| Written request |
Of all the lines in the material, how many include the word "Acid"? Reply with the number alone.
═════ Data rows ═════
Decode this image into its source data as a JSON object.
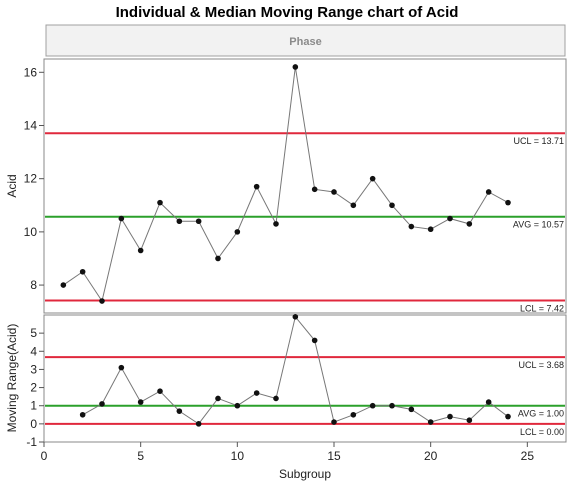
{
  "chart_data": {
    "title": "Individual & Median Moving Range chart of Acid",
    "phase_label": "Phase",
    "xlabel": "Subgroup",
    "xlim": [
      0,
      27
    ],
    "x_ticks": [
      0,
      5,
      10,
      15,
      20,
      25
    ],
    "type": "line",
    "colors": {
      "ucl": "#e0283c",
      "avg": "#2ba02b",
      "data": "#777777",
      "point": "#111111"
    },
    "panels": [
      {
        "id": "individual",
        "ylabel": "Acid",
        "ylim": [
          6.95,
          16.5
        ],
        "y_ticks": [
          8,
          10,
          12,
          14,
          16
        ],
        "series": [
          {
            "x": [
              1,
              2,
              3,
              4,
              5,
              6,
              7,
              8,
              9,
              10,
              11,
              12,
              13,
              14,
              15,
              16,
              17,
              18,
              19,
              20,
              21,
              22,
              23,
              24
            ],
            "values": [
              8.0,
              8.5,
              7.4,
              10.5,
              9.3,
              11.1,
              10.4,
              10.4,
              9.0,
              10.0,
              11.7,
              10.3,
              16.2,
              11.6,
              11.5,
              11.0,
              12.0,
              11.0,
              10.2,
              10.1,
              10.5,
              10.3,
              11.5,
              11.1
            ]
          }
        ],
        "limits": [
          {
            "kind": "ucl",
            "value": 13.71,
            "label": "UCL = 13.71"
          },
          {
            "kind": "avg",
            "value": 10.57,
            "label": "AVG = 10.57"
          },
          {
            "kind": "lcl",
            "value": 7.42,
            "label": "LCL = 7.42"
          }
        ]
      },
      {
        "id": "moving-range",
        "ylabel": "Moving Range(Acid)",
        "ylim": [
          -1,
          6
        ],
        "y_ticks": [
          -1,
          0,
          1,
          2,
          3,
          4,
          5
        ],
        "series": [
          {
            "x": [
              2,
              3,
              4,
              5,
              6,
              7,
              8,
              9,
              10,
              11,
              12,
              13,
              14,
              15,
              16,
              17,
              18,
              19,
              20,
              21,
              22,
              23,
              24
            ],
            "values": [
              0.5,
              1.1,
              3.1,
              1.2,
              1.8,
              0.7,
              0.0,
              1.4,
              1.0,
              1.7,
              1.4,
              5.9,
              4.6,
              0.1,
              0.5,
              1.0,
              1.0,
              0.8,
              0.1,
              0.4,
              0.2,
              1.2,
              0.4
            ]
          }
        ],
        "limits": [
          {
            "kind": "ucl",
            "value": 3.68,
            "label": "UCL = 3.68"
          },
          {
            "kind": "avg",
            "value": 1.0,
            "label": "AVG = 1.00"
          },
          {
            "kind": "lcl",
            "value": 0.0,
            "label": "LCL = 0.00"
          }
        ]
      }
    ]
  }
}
═════
| The response |
3